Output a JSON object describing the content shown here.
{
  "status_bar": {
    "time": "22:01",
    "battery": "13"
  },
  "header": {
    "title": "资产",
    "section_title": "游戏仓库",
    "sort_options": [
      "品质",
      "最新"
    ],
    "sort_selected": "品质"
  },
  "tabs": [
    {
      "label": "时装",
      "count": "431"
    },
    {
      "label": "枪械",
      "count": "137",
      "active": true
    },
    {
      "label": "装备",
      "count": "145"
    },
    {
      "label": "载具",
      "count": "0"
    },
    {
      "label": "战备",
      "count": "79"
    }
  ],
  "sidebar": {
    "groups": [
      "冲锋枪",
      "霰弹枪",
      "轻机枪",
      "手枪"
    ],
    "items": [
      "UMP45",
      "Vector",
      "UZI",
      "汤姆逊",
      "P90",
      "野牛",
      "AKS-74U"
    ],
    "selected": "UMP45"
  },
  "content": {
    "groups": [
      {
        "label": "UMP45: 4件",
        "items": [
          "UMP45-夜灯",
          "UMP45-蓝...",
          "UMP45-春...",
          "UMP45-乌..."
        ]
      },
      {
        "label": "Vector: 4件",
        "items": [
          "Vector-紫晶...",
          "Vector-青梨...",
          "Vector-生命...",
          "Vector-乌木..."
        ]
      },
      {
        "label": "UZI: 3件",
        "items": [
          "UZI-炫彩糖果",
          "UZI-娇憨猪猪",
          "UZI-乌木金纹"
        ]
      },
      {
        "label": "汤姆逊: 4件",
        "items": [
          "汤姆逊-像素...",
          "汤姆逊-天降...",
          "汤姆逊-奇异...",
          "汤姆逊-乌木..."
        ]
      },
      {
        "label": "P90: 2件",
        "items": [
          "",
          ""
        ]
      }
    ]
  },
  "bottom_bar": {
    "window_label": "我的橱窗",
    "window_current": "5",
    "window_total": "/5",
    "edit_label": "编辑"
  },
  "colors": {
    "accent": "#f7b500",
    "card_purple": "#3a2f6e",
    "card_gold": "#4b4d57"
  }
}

● EXERCISE GOAL
Return all of the entries exactly as they were supplied.

● SOLUTION TO THE PROBLEM
Output a JSON object describing the content shown here.
{
  "status_bar": {
    "time": "22:01",
    "battery": "13"
  },
  "header": {
    "title": "资产",
    "section_title": "游戏仓库",
    "sort_options": [
      "品质",
      "最新"
    ],
    "sort_selected": "品质"
  },
  "tabs": [
    {
      "label": "时装",
      "count": "431"
    },
    {
      "label": "枪械",
      "count": "137",
      "active": true
    },
    {
      "label": "装备",
      "count": "145"
    },
    {
      "label": "载具",
      "count": "0"
    },
    {
      "label": "战备",
      "count": "79"
    }
  ],
  "sidebar": {
    "groups": [
      "冲锋枪",
      "霰弹枪",
      "轻机枪",
      "手枪"
    ],
    "items": [
      "UMP45",
      "Vector",
      "UZI",
      "汤姆逊",
      "P90",
      "野牛",
      "AKS-74U"
    ],
    "selected": "UMP45"
  },
  "content": {
    "groups": [
      {
        "label": "UMP45: 4件",
        "items": [
          "UMP45-夜灯",
          "UMP45-蓝...",
          "UMP45-春...",
          "UMP45-乌..."
        ]
      },
      {
        "label": "Vector: 4件",
        "items": [
          "Vector-紫晶...",
          "Vector-青梨...",
          "Vector-生命...",
          "Vector-乌木..."
        ]
      },
      {
        "label": "UZI: 3件",
        "items": [
          "UZI-炫彩糖果",
          "UZI-娇憨猪猪",
          "UZI-乌木金纹"
        ]
      },
      {
        "label": "汤姆逊: 4件",
        "items": [
          "汤姆逊-像素...",
          "汤姆逊-天降...",
          "汤姆逊-奇异...",
          "汤姆逊-乌木..."
        ]
      },
      {
        "label": "P90: 2件",
        "items": [
          "",
          ""
        ]
      }
    ]
  },
  "bottom_bar": {
    "window_label": "我的橱窗",
    "window_current": "5",
    "window_total": "/5",
    "edit_label": "编辑"
  },
  "colors": {
    "accent": "#f7b500",
    "card_purple": "#3a2f6e",
    "card_gold": "#4b4d57"
  }
}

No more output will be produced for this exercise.